**Aim:** Search the listing for the string "this" and copy every line that contains it.

(Stored dataset items)
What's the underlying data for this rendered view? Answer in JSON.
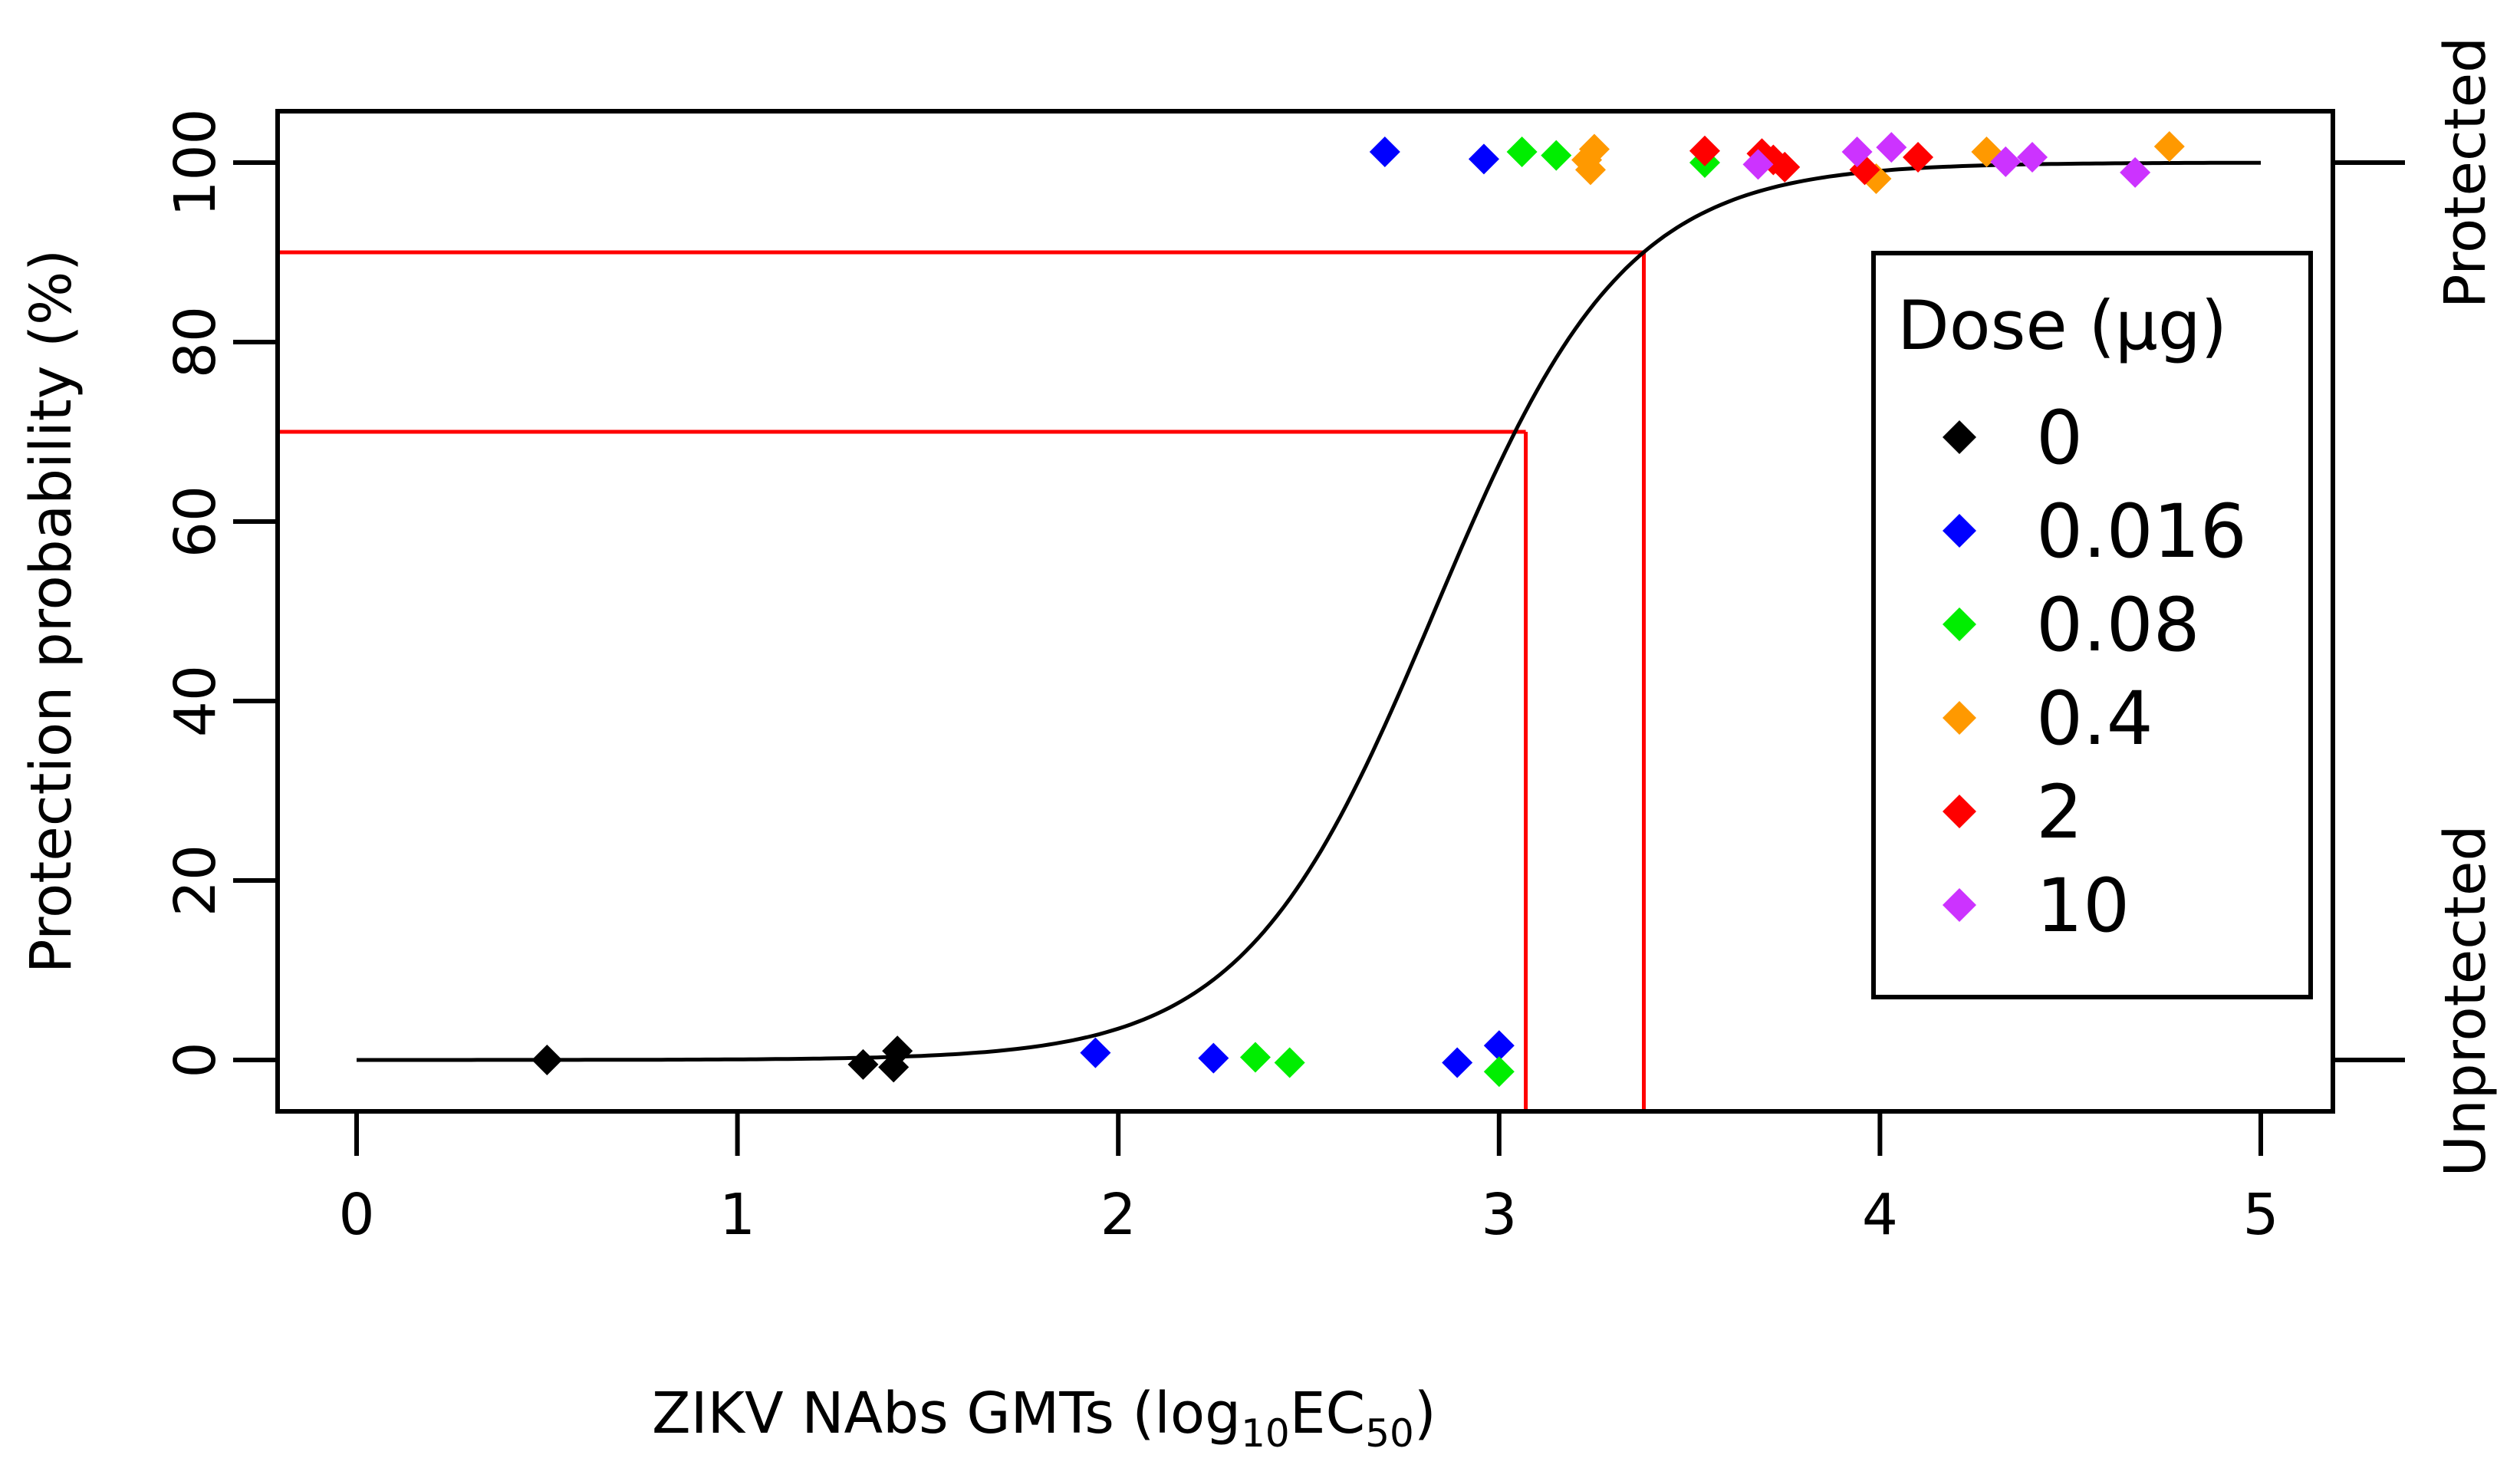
{
  "chart_data": {
    "type": "scatter",
    "title": "",
    "xlabel": "ZIKV NAbs GMTs (log",
    "xlabel_sub1": "10",
    "xlabel_mid": "EC",
    "xlabel_sub2": "50",
    "xlabel_end": ")",
    "ylabel": "Protection probability (%)",
    "xlim": [
      -0.2,
      5.2
    ],
    "ylim": [
      -6,
      106
    ],
    "xticks": [
      0,
      1,
      2,
      3,
      4,
      5
    ],
    "yticks": [
      0,
      20,
      40,
      60,
      80,
      100
    ],
    "right_labels": {
      "top": "Protected",
      "bottom": "Unprotected"
    },
    "legend": {
      "title": "Dose (µg)",
      "position": "right"
    },
    "fit_curve": {
      "type": "logistic",
      "x_range": [
        0,
        5
      ],
      "midpoint": 2.83,
      "slope_scale": 0.25
    },
    "thresholds": [
      {
        "prob": 70,
        "x": 3.07
      },
      {
        "prob": 90,
        "x": 3.38
      }
    ],
    "series": [
      {
        "name": "0",
        "color": "#000000",
        "points": [
          [
            0.5,
            0.0
          ],
          [
            1.33,
            -0.5
          ],
          [
            1.42,
            1.0
          ],
          [
            1.41,
            -0.8
          ]
        ]
      },
      {
        "name": "0.016",
        "color": "#0000ff",
        "points": [
          [
            1.94,
            0.8
          ],
          [
            2.25,
            0.2
          ],
          [
            2.89,
            -0.3
          ],
          [
            3.0,
            1.6
          ],
          [
            2.7,
            101.2
          ],
          [
            2.96,
            100.4
          ]
        ]
      },
      {
        "name": "0.08",
        "color": "#00ee00",
        "points": [
          [
            2.36,
            0.3
          ],
          [
            2.45,
            -0.3
          ],
          [
            3.0,
            -1.3
          ],
          [
            3.06,
            101.2
          ],
          [
            3.15,
            100.8
          ],
          [
            3.54,
            100.0
          ]
        ]
      },
      {
        "name": "0.4",
        "color": "#ff9900",
        "points": [
          [
            3.25,
            101.5
          ],
          [
            3.23,
            100.3
          ],
          [
            3.24,
            99.2
          ],
          [
            3.99,
            98.2
          ],
          [
            4.28,
            101.2
          ],
          [
            4.76,
            101.8
          ]
        ]
      },
      {
        "name": "2",
        "color": "#ff0000",
        "points": [
          [
            3.54,
            101.3
          ],
          [
            3.69,
            101.0
          ],
          [
            3.72,
            100.3
          ],
          [
            3.75,
            99.5
          ],
          [
            3.96,
            99.2
          ],
          [
            4.1,
            100.6
          ]
        ]
      },
      {
        "name": "10",
        "color": "#cc33ff",
        "points": [
          [
            3.68,
            99.8
          ],
          [
            3.94,
            101.2
          ],
          [
            4.03,
            101.7
          ],
          [
            4.33,
            100.1
          ],
          [
            4.4,
            100.6
          ],
          [
            4.67,
            98.9
          ]
        ]
      }
    ]
  }
}
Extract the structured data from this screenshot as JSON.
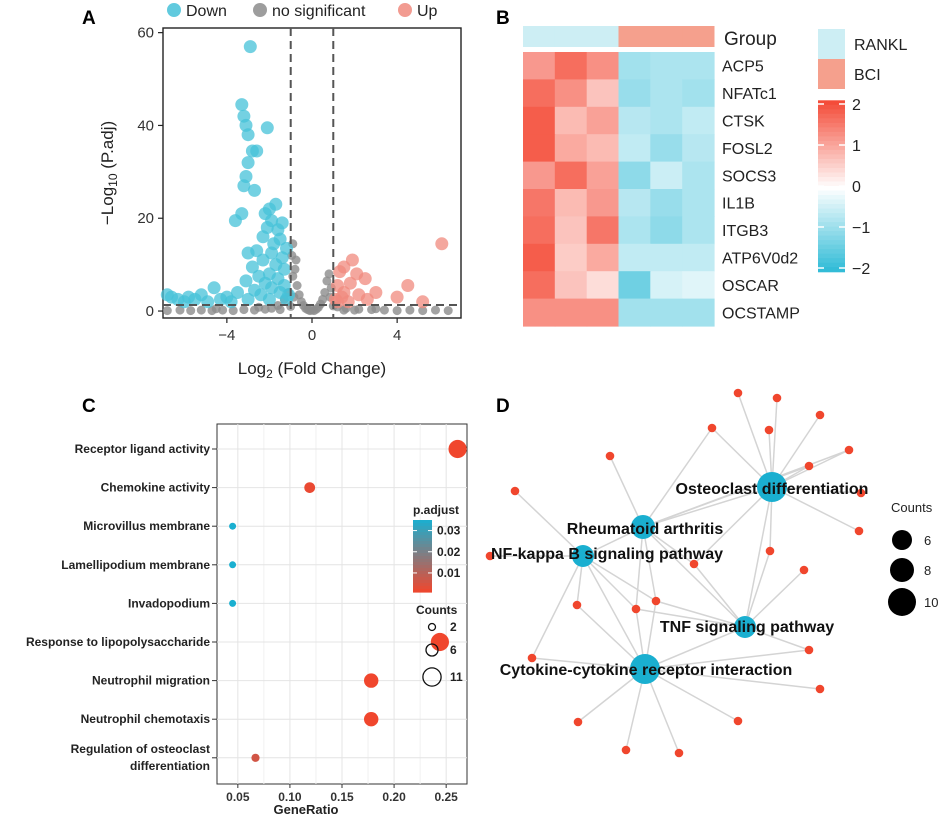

**Answer below:**
What's the underlying data for this rendered view? Answer in JSON.
Extract the structured data from this screenshot as JSON.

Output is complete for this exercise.